**Given request 1**
Please retype the passage on director roles word for word, everything from "6.4 Senior Independent" down to "of the Company.".
**Given request 2**
In the passage on director roles, where is the identity and contact of the Senior INED to be disclosed?

**Selected excerpt**
6.4 Senior Independent Non-Executive Director
The Senior INED serves as a designated contact to whom concerns pertaining to the Group may be conveyed by shareholders and other stakeholders. The identity and contact of the Senior INED shall be disclosed in the annual report of the Company.
6.5 Non-Executive Directors
The Non-Executive Directors ensure that business and investment proposals presented by management are fully deliberated and examined. They perform a key role by providing unbiased and independent views, advice and judgment, which take into account the interests of the Group and all its stakeholders including shareholders, employees, customers, business associates and the community as a whole.

**Data records**
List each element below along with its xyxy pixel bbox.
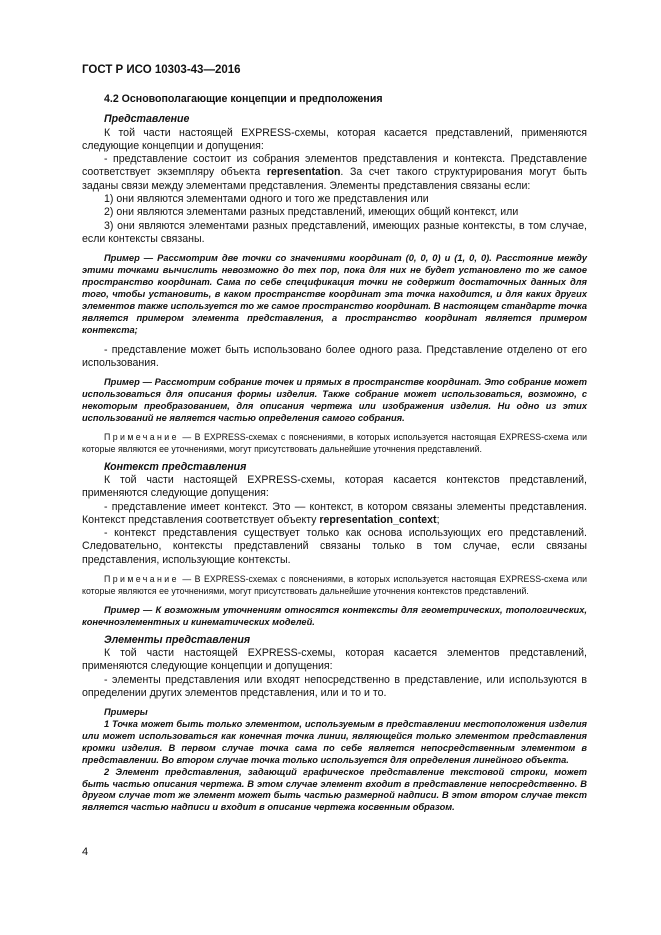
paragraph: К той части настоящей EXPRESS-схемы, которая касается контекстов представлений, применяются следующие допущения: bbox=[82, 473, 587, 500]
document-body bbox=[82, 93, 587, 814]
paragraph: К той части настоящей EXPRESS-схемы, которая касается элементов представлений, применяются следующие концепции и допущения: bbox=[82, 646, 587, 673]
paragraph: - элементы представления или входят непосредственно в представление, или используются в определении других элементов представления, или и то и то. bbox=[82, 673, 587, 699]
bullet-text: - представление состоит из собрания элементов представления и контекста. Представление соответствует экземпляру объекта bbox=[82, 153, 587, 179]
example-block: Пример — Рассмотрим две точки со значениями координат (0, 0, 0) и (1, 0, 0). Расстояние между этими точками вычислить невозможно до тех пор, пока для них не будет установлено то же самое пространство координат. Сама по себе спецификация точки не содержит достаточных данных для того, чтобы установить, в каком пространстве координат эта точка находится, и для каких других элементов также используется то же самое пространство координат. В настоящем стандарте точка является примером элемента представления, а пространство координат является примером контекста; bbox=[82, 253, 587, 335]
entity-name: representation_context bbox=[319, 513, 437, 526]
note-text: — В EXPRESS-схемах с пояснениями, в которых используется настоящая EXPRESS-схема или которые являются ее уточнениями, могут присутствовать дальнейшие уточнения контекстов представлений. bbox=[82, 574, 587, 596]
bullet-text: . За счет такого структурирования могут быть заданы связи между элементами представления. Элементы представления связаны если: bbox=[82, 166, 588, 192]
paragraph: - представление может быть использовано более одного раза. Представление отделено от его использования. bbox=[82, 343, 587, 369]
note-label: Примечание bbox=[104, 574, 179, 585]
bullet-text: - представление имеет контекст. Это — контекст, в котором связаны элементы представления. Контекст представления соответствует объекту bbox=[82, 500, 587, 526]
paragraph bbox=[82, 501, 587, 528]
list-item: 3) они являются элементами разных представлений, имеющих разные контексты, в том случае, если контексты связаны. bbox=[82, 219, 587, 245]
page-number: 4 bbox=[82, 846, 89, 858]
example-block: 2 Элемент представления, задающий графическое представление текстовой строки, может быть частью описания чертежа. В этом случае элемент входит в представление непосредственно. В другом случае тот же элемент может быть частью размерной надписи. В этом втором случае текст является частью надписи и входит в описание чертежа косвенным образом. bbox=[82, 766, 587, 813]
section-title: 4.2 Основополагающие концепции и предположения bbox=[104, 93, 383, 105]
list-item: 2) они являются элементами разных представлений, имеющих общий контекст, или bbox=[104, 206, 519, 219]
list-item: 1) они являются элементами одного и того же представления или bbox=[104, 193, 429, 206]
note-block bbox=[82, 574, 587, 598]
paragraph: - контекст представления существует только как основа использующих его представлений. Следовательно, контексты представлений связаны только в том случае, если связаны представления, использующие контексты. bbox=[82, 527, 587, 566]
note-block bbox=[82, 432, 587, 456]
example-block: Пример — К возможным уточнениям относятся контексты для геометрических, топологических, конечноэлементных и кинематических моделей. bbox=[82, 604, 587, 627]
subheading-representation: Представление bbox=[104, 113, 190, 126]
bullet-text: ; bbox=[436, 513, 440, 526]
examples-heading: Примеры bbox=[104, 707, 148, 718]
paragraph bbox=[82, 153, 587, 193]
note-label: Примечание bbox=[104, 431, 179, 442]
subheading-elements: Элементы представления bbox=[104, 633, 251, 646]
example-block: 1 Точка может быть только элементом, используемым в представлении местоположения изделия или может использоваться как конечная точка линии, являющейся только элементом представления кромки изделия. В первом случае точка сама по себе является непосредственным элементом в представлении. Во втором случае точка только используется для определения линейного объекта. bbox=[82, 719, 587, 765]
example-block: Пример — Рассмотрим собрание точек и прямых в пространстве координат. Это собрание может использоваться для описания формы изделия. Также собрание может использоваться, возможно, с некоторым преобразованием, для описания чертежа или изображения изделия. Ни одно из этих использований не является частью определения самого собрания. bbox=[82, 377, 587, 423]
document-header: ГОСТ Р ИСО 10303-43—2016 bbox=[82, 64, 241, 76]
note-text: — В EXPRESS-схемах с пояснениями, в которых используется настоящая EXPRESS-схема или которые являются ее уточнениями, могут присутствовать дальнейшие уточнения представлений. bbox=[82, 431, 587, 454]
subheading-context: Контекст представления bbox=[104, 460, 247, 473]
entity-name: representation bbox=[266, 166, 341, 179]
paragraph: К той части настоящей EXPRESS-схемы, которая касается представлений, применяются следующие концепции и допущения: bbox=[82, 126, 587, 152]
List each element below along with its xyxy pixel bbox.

--

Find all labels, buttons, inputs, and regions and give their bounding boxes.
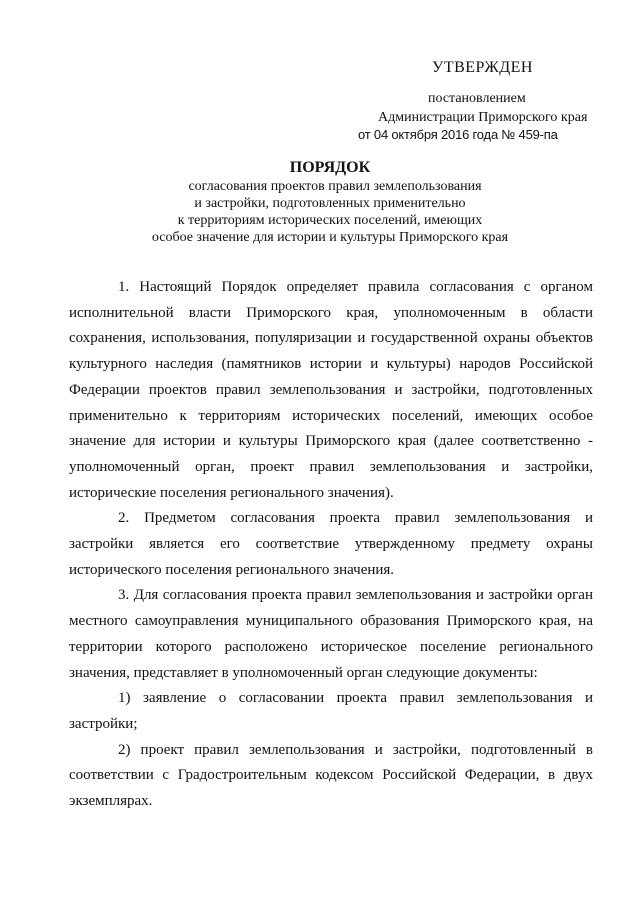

**Task solution 1**
6.4 Senior Independent Non-Executive Director
The Senior INED serves as a designated contact to whom concerns pertaining to the Group may be conveyed by shareholders and other stakeholders. The identity and contact of the Senior INED shall be disclosed in the annual report of the Company.

**Task solution 2**
In the annual report of the Company.